#### Record extracts:
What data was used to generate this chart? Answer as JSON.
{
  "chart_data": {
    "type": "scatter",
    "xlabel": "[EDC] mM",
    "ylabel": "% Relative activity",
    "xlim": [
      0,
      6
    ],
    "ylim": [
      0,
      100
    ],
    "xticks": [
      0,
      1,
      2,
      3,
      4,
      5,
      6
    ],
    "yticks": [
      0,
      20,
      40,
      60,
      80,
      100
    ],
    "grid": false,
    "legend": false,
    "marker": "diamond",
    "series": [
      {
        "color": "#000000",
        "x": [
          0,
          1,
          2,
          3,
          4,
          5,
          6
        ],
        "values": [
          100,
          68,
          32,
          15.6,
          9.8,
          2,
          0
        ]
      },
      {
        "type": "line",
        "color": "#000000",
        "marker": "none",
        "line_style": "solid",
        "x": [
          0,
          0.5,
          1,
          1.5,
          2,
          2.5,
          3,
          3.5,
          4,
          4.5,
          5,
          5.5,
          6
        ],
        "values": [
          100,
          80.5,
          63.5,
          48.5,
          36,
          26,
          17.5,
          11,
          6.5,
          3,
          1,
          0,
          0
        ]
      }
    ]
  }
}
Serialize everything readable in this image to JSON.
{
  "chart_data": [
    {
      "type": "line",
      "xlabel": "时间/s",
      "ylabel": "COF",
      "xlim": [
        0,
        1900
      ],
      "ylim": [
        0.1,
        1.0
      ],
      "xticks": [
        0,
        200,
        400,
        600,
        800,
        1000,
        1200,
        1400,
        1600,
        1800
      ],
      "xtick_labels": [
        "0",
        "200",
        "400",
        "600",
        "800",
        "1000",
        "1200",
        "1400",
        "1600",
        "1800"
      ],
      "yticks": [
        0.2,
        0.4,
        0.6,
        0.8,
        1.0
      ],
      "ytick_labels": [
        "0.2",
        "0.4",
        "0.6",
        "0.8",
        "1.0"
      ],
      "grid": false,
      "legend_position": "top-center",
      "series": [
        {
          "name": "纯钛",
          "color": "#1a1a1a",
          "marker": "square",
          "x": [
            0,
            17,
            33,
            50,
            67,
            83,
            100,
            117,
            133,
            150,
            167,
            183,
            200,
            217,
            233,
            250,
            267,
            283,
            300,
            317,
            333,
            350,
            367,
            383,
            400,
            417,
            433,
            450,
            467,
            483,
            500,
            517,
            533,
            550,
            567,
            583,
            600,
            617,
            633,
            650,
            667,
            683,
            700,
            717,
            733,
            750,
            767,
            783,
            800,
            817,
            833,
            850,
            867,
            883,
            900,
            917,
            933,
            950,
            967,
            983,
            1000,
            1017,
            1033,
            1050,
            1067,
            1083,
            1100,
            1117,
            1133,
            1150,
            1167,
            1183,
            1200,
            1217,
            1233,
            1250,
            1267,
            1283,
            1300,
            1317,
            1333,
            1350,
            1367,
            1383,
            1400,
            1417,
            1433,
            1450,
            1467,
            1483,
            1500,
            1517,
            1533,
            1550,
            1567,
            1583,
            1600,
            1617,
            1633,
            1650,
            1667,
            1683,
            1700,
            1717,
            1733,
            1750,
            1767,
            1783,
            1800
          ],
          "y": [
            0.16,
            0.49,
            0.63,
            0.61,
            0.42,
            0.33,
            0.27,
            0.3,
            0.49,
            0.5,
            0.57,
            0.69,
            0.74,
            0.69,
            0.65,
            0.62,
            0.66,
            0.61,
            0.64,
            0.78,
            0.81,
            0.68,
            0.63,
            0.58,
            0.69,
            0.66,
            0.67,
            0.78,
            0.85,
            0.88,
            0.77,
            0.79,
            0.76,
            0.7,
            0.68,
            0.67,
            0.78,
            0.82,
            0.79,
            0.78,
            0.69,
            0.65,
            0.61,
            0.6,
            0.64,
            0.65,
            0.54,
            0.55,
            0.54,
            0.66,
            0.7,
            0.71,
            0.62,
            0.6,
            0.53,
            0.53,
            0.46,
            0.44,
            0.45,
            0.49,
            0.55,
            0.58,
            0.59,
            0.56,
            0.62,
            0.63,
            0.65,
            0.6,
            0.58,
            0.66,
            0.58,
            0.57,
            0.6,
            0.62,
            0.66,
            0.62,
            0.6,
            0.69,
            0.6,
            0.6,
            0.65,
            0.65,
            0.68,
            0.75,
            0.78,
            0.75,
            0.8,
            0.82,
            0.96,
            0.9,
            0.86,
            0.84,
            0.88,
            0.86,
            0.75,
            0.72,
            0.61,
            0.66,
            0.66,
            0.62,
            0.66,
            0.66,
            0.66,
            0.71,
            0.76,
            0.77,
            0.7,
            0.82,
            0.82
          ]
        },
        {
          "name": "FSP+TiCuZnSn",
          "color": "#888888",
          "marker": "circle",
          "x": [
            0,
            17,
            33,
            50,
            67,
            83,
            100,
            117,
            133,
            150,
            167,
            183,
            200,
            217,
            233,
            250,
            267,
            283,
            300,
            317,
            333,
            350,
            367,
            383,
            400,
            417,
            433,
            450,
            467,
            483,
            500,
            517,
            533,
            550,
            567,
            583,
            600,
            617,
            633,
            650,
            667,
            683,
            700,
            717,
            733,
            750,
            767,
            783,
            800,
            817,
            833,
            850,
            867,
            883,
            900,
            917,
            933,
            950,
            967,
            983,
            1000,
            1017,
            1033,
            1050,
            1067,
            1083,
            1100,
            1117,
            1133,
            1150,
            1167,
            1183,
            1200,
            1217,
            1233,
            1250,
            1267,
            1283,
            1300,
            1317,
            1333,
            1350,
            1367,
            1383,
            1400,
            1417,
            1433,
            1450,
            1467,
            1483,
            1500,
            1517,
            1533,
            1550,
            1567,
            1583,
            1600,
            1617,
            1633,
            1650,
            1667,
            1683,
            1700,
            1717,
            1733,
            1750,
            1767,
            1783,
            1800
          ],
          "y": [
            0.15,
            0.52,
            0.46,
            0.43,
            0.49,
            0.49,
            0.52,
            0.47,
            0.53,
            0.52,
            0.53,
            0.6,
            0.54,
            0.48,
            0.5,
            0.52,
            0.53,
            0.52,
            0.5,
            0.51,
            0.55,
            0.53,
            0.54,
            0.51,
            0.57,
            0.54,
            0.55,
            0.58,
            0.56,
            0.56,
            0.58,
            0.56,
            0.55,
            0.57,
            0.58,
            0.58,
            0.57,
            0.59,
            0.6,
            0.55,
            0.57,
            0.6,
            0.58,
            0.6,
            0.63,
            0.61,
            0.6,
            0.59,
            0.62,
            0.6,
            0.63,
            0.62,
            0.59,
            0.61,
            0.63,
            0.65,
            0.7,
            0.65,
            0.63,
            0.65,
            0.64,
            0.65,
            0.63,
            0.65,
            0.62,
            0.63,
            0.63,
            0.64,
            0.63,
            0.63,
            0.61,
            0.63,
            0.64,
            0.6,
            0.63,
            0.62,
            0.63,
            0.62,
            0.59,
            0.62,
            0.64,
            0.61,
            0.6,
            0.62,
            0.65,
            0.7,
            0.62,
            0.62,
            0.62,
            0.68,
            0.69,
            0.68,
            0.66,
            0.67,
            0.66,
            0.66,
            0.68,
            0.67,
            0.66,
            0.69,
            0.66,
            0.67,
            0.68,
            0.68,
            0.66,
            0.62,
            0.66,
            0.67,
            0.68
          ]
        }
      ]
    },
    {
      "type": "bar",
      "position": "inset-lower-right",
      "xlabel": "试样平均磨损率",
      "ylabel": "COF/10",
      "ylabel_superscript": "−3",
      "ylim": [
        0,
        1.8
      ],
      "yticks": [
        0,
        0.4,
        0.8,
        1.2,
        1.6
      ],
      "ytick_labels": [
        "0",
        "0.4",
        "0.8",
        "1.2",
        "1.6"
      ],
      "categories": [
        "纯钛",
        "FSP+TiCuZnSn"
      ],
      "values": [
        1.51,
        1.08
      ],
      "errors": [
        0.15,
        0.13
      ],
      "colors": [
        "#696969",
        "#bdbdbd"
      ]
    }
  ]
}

#### Set exercise:
Consider the entries above and return each line with the string "marker".

#### Solution:
    "marker": "diamond",
        "marker": "none",
          "marker": "square",
          "marker": "circle",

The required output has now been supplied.